→ **Task description**
Which lines in the records below contain the word "video"? Copy each of them.

→ **Record list**
★ ★ ★ ★ ★ ★ ★

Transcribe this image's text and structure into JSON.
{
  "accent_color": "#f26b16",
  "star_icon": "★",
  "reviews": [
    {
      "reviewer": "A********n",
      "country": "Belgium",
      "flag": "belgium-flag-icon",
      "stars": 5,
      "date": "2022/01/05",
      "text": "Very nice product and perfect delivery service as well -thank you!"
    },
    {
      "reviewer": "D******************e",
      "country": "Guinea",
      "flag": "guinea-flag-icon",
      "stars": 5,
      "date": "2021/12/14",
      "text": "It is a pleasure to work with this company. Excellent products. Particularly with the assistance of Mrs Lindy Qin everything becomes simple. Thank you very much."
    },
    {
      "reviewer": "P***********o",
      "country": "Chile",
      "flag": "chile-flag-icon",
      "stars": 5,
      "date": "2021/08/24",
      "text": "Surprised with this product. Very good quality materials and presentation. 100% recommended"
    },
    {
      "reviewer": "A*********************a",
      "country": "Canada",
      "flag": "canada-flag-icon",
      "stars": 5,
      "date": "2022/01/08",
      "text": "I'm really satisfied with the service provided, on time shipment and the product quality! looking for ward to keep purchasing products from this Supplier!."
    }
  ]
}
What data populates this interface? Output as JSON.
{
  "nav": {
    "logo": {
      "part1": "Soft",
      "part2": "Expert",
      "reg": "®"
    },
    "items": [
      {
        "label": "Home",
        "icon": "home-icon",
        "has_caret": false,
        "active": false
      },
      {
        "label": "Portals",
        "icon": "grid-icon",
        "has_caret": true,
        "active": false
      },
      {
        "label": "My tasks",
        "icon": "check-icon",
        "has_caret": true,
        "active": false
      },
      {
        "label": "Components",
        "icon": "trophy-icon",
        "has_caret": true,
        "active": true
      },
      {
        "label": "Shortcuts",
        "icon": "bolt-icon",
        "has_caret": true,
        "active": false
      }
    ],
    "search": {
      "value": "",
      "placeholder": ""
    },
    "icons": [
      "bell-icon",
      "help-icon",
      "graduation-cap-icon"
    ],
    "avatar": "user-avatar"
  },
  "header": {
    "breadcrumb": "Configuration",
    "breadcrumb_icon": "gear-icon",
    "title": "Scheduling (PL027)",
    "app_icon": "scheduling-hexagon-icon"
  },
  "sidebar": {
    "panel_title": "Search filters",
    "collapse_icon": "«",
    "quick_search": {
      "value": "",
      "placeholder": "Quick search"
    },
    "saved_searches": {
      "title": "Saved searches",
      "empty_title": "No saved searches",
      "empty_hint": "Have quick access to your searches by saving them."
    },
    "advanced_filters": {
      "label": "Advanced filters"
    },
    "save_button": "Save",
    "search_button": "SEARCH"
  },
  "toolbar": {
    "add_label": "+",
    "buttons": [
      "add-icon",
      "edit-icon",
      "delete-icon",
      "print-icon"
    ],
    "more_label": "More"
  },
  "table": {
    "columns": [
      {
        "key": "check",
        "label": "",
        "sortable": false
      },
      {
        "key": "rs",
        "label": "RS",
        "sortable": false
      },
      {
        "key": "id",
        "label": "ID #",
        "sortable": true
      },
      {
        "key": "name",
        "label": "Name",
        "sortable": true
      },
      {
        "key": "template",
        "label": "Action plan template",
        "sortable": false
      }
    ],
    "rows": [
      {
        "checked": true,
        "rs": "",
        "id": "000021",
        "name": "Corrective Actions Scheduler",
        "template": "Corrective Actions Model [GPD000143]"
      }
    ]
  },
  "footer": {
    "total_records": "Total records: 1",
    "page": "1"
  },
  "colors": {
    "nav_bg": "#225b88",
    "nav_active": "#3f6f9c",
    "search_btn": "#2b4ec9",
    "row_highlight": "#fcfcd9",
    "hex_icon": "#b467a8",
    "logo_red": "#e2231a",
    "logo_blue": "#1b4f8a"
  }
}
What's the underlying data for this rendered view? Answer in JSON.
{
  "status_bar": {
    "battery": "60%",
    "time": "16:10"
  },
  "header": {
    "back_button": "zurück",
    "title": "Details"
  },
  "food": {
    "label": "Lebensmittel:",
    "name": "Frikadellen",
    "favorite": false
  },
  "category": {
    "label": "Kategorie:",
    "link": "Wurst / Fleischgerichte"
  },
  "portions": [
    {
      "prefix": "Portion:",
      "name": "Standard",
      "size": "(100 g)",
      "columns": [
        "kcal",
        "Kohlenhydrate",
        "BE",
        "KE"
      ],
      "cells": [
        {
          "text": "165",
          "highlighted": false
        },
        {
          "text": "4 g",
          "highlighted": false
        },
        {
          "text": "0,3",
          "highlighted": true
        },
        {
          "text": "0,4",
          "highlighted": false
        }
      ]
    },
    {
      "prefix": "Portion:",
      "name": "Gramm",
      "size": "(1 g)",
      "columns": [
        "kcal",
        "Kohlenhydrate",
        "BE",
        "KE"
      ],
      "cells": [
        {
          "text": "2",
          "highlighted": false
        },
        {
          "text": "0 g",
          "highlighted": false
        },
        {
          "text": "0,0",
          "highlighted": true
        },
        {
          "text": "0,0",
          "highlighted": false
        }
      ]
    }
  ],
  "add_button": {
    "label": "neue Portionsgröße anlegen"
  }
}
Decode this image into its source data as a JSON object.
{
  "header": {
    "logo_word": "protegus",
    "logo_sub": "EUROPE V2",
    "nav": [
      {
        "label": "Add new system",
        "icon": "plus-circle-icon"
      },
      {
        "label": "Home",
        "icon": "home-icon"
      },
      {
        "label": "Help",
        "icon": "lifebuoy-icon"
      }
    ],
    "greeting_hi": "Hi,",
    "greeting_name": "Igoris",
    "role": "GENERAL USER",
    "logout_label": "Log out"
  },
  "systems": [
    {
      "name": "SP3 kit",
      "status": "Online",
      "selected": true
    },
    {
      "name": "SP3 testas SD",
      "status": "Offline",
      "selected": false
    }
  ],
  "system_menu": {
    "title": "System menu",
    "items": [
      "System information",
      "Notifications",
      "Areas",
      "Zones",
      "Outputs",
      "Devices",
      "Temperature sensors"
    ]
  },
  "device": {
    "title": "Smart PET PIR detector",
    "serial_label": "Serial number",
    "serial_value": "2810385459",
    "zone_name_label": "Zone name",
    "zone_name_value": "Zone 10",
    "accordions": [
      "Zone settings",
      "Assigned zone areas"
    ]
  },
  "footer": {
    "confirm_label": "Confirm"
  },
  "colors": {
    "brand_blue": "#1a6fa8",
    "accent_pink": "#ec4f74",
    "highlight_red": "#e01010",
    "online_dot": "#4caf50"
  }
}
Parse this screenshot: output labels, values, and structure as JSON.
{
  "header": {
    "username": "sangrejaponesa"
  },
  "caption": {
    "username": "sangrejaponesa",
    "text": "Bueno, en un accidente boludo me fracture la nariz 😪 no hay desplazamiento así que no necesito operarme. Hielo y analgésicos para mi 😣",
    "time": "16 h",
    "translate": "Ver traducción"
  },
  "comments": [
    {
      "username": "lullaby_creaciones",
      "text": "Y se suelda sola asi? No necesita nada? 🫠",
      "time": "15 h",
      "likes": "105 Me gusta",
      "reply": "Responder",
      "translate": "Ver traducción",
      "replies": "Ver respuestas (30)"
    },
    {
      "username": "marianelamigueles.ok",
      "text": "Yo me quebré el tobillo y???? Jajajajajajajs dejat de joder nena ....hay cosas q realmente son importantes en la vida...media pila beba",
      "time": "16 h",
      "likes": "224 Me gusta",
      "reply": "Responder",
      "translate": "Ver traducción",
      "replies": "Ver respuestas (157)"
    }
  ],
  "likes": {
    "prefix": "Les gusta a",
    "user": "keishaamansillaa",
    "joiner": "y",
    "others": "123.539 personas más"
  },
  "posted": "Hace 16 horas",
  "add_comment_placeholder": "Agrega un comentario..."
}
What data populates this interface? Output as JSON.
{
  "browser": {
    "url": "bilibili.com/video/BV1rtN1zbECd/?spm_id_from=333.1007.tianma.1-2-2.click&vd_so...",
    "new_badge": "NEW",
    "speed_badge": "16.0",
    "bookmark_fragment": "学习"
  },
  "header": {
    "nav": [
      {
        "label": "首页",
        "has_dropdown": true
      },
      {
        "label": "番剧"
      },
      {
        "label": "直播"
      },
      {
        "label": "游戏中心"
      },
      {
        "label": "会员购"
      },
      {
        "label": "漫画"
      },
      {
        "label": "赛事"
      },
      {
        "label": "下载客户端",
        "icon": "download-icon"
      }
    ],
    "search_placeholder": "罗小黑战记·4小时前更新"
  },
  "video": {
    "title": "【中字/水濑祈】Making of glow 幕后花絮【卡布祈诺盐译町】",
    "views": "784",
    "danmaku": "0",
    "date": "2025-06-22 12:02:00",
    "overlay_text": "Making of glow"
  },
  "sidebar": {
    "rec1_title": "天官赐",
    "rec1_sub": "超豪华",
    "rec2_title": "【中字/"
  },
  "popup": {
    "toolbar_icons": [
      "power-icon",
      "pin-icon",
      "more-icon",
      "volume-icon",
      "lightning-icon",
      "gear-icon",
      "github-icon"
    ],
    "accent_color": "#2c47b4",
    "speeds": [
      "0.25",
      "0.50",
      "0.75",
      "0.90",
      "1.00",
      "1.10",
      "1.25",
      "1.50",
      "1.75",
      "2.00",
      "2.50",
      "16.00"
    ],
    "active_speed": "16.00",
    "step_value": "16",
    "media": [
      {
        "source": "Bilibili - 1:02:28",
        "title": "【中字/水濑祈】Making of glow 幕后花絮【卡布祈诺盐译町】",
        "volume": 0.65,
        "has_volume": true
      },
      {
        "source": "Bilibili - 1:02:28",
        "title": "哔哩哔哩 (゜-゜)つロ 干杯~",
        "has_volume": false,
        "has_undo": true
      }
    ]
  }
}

★ ★ ★ ★ ★ ★ ★

→ **Answer to the problem**
    "url": "bilibili.com/video/BV1rtN1zbECd/?spm_id_from=333.1007.tianma.1-2-2.click&vd_so...",
  "video": {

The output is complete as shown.